Take the data below and repeat it exactly.

-------- DATASET RECORDS --------

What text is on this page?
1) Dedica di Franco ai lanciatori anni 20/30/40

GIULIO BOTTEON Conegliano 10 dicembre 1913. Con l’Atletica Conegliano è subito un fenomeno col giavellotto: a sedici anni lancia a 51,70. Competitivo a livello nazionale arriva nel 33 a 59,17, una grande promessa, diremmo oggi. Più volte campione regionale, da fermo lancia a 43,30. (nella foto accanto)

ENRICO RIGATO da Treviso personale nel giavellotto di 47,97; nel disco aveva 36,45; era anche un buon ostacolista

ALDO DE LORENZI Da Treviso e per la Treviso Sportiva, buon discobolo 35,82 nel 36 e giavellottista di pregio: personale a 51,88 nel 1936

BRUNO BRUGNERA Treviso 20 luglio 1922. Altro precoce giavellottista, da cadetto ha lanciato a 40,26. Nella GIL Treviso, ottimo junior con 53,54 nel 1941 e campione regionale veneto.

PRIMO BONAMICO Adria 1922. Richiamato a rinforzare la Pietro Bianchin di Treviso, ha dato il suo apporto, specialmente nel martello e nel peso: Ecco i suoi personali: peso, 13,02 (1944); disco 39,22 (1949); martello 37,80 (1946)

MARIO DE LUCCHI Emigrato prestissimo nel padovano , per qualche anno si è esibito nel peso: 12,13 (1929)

--------

- EXERCISE SOLUTION -
What text is on this page?
1) Dedica di Franco ai lanciatori anni 20/30/40

GIULIO BOTTEON Conegliano 10 dicembre 1913. Con l’Atletica Conegliano è subito un fenomeno col giavellotto: a sedici anni lancia a 51,70. Competitivo a livello nazionale arriva nel 33 a 59,17, una grande promessa, diremmo oggi. Più volte campione regionale, da fermo lancia a 43,30. (nella foto accanto)

ENRICO RIGATO da Treviso personale nel giavellotto di 47,97; nel disco aveva 36,45; era anche un buon ostacolista

ALDO DE LORENZI Da Treviso e per la Treviso Sportiva, buon discobolo 35,82 nel 36 e giavellottista di pregio: personale a 51,88 nel 1936

BRUNO BRUGNERA Treviso 20 luglio 1922. Altro precoce giavellottista, da cadetto ha lanciato a 40,26. Nella GIL Treviso, ottimo junior con 53,54 nel 1941 e campione regionale veneto.

PRIMO BONAMICO Adria 1922. Richiamato a rinforzare la Pietro Bianchin di Treviso, ha dato il suo apporto, specialmente nel martello e nel peso: Ecco i suoi personali: peso, 13,02 (1944); disco 39,22 (1949); martello 37,80 (1946)

MARIO DE LUCCHI Emigrato prestissimo nel padovano , per qualche anno si è esibito nel peso: 12,13 (1929)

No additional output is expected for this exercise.